PROBLEM DESCRIPTION
Write out the records below word for word, please.

EXERCISE DATA
***

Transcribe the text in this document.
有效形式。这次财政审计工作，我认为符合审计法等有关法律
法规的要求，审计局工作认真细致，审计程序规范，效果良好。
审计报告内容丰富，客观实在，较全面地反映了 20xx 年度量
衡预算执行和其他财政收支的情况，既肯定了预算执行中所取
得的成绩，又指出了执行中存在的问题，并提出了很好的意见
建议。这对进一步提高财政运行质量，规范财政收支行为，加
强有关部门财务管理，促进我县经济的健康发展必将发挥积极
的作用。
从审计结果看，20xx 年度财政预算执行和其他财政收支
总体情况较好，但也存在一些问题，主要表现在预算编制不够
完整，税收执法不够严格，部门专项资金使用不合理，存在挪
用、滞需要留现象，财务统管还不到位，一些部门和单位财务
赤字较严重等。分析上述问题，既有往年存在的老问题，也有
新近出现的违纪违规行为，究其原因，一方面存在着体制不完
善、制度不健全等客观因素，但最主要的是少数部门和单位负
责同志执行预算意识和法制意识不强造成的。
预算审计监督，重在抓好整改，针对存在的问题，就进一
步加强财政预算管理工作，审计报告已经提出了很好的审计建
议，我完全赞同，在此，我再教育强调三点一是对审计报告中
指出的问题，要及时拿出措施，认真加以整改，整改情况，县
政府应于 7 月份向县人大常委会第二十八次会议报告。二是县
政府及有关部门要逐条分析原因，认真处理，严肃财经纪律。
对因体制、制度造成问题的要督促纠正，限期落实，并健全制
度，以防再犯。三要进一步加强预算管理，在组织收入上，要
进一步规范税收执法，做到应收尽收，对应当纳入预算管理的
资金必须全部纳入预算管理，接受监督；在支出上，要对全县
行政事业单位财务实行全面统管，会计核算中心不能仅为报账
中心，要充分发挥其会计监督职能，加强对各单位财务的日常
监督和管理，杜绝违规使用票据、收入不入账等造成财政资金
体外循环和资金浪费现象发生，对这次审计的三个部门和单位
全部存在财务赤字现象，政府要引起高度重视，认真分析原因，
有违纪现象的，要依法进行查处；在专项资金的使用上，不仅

***

WRITTEN SOLUTION
Transcribe the text in this document.
有效形式。这次财政审计工作，我认为符合审计法等有关法律
法规的要求，审计局工作认真细致，审计程序规范，效果良好。
审计报告内容丰富，客观实在，较全面地反映了 20xx 年度量
衡预算执行和其他财政收支的情况，既肯定了预算执行中所取
得的成绩，又指出了执行中存在的问题，并提出了很好的意见
建议。这对进一步提高财政运行质量，规范财政收支行为，加
强有关部门财务管理，促进我县经济的健康发展必将发挥积极
的作用。
从审计结果看，20xx 年度财政预算执行和其他财政收支
总体情况较好，但也存在一些问题，主要表现在预算编制不够
完整，税收执法不够严格，部门专项资金使用不合理，存在挪
用、滞需要留现象，财务统管还不到位，一些部门和单位财务
赤字较严重等。分析上述问题，既有往年存在的老问题，也有
新近出现的违纪违规行为，究其原因，一方面存在着体制不完
善、制度不健全等客观因素，但最主要的是少数部门和单位负
责同志执行预算意识和法制意识不强造成的。
预算审计监督，重在抓好整改，针对存在的问题，就进一
步加强财政预算管理工作，审计报告已经提出了很好的审计建
议，我完全赞同，在此，我再教育强调三点一是对审计报告中
指出的问题，要及时拿出措施，认真加以整改，整改情况，县
政府应于 7 月份向县人大常委会第二十八次会议报告。二是县
政府及有关部门要逐条分析原因，认真处理，严肃财经纪律。
对因体制、制度造成问题的要督促纠正，限期落实，并健全制
度，以防再犯。三要进一步加强预算管理，在组织收入上，要
进一步规范税收执法，做到应收尽收，对应当纳入预算管理的
资金必须全部纳入预算管理，接受监督；在支出上，要对全县
行政事业单位财务实行全面统管，会计核算中心不能仅为报账
中心，要充分发挥其会计监督职能，加强对各单位财务的日常
监督和管理，杜绝违规使用票据、收入不入账等造成财政资金
体外循环和资金浪费现象发生，对这次审计的三个部门和单位
全部存在财务赤字现象，政府要引起高度重视，认真分析原因，
有违纪现象的，要依法进行查处；在专项资金的使用上，不仅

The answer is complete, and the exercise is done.